Stored entries

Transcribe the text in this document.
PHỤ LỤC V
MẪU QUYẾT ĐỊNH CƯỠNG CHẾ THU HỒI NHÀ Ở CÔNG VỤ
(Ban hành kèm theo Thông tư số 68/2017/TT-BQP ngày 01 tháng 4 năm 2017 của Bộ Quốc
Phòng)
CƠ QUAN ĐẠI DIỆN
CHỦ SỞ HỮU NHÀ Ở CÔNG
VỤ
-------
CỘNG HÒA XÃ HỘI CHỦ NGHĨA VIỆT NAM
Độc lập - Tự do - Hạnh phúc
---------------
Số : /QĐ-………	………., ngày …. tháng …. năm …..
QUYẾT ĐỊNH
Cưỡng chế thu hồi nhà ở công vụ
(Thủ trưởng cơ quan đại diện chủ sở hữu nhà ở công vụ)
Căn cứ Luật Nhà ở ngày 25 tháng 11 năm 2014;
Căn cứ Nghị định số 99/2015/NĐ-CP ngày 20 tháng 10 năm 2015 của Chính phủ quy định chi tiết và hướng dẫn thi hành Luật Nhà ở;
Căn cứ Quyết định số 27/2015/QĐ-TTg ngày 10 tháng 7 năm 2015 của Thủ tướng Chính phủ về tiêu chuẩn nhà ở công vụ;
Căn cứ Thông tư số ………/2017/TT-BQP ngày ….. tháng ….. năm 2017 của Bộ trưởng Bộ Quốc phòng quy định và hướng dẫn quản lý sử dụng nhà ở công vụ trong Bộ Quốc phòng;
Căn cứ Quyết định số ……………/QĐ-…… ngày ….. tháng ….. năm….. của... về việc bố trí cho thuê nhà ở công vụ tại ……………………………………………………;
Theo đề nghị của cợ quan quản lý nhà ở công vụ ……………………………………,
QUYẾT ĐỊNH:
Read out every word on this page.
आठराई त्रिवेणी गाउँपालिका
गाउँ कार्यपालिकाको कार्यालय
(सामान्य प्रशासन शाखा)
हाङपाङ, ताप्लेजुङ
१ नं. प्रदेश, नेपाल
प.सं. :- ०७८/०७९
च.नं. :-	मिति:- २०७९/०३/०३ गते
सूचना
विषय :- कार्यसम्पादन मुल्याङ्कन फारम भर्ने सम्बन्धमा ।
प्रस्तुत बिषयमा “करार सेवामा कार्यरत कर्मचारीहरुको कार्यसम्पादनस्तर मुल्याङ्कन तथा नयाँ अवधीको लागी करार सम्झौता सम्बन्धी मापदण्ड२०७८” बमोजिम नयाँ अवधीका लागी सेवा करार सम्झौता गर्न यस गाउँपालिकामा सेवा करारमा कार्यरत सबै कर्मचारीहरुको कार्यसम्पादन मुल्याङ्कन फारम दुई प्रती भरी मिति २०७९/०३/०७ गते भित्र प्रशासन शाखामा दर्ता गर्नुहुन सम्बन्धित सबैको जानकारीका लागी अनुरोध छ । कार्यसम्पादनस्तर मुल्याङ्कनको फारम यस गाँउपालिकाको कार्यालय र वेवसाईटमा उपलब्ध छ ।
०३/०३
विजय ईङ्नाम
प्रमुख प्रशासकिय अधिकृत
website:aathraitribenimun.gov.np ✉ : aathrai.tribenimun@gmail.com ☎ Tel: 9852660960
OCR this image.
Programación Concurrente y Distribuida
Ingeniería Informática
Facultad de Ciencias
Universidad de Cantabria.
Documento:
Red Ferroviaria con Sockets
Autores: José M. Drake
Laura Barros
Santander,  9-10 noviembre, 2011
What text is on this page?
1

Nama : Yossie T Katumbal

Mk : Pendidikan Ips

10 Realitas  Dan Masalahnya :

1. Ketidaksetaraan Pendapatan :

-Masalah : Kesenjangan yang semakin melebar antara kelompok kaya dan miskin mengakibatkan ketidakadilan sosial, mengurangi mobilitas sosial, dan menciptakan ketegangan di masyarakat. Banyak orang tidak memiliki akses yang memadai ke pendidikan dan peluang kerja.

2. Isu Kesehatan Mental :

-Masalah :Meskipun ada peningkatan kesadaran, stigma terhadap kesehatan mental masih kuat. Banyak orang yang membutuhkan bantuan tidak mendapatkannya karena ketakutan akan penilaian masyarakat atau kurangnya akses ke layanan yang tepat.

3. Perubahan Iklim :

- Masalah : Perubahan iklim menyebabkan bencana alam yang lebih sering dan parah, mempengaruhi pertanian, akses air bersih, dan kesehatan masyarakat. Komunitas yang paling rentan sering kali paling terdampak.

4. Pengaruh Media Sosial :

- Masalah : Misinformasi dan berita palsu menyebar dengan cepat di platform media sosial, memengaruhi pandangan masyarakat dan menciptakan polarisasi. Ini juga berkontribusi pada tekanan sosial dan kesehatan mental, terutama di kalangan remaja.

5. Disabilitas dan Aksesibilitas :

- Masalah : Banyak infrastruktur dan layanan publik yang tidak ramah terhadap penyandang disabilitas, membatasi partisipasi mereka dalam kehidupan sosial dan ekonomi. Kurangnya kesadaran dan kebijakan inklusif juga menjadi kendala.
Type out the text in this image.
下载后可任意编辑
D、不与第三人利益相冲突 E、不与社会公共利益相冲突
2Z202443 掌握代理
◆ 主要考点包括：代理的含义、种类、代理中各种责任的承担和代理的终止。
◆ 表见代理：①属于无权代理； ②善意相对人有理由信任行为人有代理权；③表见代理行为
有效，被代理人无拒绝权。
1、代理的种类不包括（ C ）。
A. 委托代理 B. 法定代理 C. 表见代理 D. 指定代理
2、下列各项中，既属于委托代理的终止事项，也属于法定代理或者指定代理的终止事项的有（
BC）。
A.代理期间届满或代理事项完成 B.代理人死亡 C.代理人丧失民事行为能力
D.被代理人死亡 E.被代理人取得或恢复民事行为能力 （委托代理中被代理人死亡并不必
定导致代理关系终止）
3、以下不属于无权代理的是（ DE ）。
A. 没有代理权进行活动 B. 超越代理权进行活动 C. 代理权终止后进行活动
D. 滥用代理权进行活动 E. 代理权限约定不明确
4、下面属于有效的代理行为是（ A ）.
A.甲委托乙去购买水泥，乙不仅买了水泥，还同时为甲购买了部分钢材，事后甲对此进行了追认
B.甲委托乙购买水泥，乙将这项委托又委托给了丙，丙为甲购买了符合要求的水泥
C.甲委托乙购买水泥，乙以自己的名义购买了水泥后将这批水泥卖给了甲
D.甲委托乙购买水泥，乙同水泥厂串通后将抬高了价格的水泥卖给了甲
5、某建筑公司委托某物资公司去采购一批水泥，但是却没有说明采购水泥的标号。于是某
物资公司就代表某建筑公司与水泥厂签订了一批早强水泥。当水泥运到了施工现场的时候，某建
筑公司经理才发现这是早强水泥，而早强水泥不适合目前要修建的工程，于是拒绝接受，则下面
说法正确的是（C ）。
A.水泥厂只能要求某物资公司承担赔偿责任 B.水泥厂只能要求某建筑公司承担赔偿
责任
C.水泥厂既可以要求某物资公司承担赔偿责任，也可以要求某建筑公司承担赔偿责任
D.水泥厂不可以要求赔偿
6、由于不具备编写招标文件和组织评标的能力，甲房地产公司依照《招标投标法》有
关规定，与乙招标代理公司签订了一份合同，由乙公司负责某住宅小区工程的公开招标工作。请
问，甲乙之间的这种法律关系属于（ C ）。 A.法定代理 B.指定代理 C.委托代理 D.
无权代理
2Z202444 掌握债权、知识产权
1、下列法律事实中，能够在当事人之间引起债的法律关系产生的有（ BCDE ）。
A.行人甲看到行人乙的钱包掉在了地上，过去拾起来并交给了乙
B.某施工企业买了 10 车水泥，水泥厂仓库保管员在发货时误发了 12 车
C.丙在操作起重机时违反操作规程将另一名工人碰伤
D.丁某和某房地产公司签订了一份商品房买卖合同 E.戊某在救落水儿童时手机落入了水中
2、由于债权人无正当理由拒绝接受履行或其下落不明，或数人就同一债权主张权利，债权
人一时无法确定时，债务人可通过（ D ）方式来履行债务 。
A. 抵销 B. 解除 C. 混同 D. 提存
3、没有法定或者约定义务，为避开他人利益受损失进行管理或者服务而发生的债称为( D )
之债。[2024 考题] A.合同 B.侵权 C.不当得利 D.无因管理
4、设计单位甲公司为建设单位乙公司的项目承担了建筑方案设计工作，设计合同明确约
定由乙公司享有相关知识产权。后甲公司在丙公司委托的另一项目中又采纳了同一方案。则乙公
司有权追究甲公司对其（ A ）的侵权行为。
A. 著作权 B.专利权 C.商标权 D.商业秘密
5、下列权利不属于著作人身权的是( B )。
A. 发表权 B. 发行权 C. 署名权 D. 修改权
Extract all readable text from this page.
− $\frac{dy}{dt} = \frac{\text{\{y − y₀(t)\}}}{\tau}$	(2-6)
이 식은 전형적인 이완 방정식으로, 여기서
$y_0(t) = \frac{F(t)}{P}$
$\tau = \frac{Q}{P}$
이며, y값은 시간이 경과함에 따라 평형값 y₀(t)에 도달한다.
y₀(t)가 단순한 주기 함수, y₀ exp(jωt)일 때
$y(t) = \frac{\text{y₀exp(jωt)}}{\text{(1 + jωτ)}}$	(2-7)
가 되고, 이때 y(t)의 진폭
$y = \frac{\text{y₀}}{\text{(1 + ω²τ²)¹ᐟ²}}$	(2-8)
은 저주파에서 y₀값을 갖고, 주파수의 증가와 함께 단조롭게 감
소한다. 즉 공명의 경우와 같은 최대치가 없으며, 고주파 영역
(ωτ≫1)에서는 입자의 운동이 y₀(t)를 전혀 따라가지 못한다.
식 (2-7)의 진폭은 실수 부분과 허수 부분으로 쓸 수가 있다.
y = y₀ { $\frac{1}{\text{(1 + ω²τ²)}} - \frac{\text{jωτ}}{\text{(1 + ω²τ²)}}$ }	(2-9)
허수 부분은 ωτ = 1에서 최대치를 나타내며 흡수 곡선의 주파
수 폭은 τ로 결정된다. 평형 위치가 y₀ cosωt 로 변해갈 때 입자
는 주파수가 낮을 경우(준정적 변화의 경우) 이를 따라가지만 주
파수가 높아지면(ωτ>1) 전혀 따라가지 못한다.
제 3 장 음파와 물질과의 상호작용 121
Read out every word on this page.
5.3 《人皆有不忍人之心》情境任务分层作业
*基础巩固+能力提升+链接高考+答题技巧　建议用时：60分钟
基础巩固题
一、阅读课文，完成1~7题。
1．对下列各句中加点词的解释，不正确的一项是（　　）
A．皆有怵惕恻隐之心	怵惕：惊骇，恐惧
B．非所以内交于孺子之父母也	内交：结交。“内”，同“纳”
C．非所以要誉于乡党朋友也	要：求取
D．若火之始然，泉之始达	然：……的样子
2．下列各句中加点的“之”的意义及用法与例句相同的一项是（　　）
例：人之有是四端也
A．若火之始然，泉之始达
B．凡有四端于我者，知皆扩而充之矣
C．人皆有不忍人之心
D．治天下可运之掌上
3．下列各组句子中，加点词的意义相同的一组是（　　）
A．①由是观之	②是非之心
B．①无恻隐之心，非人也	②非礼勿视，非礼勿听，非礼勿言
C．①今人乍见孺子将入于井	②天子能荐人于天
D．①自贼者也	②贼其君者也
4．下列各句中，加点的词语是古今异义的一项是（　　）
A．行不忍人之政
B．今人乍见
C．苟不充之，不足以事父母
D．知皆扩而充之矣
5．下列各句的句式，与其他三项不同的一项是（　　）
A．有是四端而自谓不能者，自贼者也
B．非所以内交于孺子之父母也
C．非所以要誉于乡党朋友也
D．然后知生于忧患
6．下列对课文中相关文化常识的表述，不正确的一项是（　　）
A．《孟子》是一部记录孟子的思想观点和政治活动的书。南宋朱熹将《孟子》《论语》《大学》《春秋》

## Exercise task
Find each line with the string "page" and copy it out.

## Answer to the exercise
Read out every word on this page.
What text is on this page?
Extract all readable text from this page.
Read out every word on this page.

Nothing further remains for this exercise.